Data drawn from a collection
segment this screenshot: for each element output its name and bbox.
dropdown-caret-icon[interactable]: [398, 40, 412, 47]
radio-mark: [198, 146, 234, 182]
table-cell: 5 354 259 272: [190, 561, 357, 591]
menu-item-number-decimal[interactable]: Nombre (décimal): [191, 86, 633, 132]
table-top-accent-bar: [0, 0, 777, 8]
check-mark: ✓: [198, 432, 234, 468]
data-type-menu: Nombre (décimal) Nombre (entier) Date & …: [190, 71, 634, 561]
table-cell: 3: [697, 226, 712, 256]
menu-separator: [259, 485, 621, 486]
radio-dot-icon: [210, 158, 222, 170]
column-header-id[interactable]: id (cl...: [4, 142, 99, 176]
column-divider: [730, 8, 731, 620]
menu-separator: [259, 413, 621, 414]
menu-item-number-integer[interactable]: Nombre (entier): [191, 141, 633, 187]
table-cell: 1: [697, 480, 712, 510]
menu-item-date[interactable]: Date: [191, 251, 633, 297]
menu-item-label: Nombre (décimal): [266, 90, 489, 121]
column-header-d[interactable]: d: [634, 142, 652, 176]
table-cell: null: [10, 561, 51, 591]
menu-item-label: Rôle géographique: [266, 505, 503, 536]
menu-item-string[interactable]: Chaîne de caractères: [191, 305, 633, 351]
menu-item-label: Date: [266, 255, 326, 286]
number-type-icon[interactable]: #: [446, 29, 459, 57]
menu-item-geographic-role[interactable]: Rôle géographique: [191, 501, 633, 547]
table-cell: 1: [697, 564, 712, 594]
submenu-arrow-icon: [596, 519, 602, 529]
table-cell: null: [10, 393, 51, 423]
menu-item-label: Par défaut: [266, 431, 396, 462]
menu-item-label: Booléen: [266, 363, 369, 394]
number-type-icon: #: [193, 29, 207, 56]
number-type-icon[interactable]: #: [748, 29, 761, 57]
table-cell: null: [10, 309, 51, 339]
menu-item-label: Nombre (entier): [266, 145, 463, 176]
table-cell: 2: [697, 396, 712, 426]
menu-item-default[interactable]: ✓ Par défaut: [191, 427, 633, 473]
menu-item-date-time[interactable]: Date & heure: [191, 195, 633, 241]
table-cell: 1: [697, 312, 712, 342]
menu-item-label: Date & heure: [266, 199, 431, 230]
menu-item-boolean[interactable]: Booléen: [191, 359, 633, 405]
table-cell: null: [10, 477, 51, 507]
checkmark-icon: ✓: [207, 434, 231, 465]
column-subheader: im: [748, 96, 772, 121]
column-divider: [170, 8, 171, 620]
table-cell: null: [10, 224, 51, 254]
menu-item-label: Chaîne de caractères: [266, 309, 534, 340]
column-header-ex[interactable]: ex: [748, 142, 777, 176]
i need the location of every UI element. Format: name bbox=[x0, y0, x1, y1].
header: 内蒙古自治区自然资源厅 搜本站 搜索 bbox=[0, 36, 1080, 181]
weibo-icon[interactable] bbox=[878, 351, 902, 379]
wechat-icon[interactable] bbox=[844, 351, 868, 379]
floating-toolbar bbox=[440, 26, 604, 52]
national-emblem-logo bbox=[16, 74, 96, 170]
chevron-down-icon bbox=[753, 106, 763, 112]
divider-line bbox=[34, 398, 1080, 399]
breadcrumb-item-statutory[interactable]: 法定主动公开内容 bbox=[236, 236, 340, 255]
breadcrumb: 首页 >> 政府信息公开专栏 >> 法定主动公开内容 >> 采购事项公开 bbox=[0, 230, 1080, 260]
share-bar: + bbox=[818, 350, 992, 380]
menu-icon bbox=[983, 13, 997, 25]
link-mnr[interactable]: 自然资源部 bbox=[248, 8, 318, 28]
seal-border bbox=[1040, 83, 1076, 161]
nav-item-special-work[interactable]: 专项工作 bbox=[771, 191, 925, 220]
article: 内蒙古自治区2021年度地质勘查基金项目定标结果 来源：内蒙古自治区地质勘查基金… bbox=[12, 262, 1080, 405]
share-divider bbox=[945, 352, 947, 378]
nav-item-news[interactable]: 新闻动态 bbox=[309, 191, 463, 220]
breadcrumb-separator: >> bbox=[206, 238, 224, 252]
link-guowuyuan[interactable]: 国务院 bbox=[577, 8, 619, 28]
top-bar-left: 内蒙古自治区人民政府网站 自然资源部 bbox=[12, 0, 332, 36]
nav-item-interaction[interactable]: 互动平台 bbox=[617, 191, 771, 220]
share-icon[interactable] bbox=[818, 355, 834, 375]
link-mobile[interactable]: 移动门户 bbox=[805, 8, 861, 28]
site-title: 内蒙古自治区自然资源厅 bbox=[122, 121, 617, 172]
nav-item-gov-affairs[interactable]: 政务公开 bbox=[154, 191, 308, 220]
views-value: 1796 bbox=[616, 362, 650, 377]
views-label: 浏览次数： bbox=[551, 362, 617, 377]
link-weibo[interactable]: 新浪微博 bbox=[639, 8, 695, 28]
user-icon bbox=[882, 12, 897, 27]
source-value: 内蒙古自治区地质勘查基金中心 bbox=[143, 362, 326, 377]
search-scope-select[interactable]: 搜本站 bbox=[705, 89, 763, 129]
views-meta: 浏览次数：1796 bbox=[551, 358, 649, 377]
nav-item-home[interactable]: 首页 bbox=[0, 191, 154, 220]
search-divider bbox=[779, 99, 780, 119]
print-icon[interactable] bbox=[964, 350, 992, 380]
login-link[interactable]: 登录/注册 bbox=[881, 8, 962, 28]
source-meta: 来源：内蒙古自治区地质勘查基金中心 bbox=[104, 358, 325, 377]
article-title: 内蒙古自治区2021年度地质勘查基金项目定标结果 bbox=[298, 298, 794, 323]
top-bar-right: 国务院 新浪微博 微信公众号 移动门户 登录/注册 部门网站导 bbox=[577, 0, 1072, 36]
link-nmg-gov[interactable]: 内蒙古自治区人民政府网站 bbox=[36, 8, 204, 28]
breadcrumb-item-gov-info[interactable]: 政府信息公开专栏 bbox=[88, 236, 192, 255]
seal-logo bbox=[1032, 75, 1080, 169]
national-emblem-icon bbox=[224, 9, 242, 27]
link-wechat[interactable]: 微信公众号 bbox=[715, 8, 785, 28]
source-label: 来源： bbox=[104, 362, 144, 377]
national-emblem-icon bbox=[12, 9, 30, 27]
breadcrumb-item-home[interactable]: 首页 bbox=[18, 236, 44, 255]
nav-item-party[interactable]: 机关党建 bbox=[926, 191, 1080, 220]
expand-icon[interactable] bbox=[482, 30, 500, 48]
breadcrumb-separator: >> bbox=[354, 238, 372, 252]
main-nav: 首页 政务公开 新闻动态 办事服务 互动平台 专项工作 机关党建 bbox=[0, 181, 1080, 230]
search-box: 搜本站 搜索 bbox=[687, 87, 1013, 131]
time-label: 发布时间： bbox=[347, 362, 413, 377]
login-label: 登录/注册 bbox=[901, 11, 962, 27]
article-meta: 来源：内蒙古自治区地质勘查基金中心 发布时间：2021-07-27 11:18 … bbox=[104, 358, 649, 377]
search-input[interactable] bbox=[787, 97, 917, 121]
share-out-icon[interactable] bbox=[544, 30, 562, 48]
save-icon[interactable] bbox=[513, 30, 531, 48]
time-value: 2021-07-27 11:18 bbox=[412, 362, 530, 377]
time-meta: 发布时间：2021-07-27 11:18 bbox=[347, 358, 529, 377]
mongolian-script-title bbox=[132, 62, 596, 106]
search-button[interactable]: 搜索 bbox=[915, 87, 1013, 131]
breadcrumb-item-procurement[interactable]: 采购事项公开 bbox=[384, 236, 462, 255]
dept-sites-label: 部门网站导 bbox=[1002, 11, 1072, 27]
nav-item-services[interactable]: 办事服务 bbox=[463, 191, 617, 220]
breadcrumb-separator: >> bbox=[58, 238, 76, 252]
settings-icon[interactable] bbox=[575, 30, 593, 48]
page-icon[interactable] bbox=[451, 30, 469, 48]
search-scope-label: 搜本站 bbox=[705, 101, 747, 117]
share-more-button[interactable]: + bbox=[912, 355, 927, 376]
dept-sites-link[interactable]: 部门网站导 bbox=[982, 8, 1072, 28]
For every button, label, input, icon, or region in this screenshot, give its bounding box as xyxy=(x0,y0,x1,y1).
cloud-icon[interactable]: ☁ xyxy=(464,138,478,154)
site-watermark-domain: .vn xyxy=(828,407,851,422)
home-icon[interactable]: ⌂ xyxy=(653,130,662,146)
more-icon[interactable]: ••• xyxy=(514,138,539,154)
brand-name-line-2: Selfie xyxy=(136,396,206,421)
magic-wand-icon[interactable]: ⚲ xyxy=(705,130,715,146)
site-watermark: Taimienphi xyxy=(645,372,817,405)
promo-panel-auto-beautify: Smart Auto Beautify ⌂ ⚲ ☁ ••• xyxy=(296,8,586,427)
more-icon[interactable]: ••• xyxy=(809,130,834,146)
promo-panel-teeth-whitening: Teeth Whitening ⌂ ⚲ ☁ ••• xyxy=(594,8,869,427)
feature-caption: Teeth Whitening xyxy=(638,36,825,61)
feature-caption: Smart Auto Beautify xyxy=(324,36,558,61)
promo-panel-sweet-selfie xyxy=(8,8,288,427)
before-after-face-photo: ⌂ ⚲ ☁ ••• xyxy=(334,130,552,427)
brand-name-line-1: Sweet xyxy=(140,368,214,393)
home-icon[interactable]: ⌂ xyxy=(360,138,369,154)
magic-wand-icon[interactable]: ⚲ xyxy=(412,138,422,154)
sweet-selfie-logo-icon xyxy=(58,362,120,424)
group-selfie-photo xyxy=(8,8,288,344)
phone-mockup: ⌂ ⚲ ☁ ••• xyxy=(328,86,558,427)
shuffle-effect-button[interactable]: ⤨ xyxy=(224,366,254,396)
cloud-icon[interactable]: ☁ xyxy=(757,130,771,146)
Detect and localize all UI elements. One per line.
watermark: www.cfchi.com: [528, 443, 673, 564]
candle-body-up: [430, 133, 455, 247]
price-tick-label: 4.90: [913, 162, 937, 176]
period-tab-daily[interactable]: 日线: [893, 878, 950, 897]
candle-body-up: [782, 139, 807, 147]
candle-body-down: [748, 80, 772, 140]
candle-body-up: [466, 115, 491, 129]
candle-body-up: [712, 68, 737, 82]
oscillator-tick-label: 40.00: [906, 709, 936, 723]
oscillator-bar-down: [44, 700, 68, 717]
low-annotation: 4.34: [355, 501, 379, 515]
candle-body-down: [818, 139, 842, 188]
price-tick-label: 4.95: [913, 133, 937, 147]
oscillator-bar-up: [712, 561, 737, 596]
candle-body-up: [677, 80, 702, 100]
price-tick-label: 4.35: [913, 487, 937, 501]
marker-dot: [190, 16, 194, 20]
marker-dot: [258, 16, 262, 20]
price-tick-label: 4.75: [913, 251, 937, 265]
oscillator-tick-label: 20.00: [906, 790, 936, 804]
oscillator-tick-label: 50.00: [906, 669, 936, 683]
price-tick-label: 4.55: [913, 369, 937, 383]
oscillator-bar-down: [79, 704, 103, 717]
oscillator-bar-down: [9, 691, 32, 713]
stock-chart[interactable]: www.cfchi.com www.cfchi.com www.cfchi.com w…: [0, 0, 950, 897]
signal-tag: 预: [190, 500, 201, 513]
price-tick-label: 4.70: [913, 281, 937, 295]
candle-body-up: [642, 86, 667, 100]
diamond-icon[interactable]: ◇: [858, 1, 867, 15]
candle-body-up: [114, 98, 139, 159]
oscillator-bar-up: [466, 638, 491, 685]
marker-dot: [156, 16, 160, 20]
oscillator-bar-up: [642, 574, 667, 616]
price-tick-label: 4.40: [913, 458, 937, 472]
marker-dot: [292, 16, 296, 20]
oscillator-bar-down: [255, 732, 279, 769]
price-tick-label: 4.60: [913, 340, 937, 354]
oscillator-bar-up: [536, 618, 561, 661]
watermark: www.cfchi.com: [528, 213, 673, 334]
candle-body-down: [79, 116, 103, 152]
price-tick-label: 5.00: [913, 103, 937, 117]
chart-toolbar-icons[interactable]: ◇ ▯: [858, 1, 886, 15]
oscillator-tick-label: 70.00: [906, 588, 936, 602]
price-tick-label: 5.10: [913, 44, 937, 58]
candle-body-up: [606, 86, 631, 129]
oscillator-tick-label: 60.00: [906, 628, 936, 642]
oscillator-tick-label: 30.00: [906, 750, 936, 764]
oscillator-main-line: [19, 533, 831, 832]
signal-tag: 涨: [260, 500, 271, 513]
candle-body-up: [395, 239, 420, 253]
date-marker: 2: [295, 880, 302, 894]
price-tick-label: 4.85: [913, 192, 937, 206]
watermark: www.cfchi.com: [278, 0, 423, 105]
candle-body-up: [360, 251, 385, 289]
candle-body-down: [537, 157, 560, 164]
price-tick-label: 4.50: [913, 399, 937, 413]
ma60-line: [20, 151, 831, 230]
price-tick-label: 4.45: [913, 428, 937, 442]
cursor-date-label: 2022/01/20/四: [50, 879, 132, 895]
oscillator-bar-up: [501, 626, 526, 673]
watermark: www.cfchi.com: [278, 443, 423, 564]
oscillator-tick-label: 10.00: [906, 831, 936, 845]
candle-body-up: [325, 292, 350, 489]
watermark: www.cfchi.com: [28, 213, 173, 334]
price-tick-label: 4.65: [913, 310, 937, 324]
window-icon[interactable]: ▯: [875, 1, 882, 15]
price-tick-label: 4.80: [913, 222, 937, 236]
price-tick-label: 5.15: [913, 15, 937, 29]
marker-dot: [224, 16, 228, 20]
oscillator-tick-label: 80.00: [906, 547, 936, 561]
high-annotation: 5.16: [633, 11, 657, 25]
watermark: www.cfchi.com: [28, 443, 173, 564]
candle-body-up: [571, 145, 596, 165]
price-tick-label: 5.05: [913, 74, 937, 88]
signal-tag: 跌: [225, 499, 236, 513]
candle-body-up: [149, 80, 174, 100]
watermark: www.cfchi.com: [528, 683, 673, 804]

What you are asked to do: Reproduce, word for word, the rows from the very start through the line that contains "86, 633, 132]".

Problem solution:
segment this screenshot: for each element output its name and bbox.
dropdown-caret-icon[interactable]: [398, 40, 412, 47]
radio-mark: [198, 146, 234, 182]
table-cell: 5 354 259 272: [190, 561, 357, 591]
menu-item-number-decimal[interactable]: Nombre (décimal): [191, 86, 633, 132]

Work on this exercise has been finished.